## Data records
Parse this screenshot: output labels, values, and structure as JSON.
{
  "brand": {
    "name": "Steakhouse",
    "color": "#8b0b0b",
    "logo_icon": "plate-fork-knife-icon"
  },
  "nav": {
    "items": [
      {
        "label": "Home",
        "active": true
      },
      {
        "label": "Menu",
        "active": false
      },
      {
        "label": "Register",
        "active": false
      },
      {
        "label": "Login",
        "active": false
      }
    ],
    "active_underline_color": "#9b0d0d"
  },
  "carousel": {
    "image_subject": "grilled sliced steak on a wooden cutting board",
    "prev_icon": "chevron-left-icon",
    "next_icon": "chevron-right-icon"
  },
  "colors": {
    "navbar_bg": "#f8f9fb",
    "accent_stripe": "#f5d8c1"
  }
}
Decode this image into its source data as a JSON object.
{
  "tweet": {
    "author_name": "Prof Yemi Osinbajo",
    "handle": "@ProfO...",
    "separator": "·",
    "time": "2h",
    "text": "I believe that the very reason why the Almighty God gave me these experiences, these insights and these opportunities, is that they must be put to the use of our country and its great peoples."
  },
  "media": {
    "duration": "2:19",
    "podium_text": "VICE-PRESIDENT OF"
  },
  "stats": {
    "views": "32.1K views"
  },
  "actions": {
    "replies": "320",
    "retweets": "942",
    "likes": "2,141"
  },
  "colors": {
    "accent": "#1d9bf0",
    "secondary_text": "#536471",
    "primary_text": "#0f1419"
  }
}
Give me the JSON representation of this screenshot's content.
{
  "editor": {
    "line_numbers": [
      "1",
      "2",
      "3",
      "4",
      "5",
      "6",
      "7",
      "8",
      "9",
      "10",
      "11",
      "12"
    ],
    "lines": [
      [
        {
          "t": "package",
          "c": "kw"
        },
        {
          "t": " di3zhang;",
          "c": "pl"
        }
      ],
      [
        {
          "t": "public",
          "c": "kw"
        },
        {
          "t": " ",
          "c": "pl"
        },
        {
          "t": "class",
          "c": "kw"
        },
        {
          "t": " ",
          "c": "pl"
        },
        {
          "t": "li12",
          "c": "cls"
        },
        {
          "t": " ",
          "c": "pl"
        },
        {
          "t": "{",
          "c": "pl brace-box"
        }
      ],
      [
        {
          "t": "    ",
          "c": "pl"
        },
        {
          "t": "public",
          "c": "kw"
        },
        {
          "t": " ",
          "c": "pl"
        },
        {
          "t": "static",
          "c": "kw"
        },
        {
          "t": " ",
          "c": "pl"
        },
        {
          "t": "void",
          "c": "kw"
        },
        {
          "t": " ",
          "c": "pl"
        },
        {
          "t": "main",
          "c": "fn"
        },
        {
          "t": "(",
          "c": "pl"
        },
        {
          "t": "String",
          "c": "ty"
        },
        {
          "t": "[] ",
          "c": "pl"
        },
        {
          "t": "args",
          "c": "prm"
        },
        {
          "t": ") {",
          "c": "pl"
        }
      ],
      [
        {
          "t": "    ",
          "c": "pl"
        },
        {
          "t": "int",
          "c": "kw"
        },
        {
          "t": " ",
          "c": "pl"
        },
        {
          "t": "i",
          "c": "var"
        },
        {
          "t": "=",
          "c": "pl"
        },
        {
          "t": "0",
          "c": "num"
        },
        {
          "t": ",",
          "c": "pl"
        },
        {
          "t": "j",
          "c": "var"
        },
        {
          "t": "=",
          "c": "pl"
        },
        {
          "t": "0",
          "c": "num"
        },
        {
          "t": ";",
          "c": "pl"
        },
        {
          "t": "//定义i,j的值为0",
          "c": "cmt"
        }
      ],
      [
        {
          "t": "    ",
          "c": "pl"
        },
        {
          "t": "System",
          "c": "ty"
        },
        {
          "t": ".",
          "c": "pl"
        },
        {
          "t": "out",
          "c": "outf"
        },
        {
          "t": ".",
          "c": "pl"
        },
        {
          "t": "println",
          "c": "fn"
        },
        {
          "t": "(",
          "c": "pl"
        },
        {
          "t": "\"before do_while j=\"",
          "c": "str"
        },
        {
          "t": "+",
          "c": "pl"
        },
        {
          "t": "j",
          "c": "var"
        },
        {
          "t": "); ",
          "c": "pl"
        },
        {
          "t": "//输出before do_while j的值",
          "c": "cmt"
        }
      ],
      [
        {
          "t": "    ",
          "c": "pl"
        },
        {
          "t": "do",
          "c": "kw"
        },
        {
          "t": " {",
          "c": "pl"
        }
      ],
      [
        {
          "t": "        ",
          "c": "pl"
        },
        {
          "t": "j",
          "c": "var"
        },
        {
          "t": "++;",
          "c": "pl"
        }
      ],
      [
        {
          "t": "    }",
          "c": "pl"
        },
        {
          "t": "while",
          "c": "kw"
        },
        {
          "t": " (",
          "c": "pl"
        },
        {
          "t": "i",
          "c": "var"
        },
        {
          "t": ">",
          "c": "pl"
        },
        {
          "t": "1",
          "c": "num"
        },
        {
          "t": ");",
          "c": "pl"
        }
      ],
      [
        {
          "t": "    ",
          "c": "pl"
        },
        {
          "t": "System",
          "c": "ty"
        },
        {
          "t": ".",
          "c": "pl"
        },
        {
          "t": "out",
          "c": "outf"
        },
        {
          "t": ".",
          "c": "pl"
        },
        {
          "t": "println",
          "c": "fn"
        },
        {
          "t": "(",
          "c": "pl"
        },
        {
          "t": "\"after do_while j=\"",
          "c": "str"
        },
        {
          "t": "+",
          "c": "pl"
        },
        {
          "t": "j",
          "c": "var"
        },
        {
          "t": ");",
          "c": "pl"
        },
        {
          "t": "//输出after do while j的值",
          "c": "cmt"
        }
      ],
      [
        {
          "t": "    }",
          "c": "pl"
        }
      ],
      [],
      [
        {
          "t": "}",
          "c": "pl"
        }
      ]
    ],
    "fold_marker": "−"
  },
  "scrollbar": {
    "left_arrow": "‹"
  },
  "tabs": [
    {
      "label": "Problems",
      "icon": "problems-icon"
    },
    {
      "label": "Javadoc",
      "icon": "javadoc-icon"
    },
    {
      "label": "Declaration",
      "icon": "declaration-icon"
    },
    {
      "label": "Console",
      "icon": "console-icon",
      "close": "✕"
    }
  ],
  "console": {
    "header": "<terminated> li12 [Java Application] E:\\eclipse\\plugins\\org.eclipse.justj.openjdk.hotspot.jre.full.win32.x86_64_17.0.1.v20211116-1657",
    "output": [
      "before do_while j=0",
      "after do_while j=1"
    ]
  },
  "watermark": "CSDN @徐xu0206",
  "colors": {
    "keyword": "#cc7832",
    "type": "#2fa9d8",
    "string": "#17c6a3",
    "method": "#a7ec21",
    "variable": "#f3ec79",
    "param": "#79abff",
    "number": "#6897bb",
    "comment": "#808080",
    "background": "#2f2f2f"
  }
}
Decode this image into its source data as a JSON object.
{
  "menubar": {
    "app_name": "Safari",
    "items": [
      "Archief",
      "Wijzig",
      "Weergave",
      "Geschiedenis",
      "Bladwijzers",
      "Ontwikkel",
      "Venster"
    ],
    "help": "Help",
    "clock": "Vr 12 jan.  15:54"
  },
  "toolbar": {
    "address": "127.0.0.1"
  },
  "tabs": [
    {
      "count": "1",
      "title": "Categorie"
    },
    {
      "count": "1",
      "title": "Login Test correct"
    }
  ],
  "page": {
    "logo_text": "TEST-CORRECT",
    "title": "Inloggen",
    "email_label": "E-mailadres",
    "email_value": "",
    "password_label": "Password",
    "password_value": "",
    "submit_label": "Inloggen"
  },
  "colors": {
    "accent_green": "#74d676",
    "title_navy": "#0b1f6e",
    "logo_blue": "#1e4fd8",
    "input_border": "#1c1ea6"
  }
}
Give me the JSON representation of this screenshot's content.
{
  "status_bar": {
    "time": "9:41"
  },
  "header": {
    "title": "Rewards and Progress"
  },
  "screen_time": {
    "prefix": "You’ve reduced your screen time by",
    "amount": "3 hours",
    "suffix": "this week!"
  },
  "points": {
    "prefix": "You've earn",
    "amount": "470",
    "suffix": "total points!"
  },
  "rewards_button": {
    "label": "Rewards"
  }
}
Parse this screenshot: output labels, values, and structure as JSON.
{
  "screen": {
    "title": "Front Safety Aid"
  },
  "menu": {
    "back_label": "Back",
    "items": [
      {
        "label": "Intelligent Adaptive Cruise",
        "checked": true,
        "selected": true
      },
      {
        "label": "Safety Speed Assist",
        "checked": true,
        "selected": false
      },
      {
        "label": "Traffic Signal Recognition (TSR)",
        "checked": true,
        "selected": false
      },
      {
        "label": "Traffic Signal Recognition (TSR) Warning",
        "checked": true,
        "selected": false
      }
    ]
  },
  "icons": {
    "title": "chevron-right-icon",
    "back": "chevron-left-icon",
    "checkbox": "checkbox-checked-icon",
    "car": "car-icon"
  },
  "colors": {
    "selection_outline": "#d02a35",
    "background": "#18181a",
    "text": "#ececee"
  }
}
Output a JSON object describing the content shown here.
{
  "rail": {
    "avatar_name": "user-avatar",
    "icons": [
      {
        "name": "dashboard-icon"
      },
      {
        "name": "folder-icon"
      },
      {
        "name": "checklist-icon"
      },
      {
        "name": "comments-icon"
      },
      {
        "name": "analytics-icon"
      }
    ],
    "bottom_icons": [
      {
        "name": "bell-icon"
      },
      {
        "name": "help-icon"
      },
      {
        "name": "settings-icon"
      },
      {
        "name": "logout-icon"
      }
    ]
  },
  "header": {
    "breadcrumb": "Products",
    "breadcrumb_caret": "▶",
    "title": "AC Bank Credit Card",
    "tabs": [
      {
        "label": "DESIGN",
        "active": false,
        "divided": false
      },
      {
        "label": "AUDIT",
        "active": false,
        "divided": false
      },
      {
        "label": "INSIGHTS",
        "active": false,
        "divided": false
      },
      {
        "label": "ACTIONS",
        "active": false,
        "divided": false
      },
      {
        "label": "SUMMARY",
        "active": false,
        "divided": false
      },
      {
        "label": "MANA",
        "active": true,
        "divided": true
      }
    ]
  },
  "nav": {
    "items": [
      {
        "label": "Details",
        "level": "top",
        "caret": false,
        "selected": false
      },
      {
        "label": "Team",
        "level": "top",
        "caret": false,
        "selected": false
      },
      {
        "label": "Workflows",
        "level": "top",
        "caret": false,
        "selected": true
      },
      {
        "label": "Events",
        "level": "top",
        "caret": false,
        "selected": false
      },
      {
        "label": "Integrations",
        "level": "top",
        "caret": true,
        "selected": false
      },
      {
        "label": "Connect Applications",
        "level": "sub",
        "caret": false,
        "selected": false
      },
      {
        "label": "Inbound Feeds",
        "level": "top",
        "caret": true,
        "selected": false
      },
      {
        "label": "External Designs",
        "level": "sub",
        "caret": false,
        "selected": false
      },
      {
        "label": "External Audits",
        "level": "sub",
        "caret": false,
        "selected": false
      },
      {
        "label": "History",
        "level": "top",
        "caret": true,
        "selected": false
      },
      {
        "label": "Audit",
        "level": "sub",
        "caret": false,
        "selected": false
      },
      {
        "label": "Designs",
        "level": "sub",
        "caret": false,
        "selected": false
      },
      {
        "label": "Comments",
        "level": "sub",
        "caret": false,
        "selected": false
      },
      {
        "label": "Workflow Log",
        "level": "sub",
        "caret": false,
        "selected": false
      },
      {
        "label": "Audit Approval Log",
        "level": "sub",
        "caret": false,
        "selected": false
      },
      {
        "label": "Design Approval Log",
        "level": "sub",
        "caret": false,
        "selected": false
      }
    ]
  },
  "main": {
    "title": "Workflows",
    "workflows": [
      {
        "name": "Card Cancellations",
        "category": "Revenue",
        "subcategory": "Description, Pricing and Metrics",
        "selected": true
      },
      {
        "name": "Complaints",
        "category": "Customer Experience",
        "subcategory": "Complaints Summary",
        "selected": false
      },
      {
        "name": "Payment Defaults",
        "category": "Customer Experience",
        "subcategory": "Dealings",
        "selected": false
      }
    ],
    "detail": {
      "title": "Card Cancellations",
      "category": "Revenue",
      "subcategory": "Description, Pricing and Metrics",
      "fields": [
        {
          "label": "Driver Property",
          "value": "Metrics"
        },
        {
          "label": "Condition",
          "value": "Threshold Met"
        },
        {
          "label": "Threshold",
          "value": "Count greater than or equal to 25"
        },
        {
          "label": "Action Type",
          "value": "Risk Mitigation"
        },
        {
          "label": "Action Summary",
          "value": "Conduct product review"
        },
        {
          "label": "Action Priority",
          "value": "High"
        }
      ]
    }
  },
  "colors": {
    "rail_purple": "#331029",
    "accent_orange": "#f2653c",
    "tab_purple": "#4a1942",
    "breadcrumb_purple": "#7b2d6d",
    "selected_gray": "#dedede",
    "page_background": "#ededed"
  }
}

## Goal
Write out each line of the data that holds the string "right".

## Task response
    "next_icon": "chevron-right-icon"
    "title": "chevron-right-icon",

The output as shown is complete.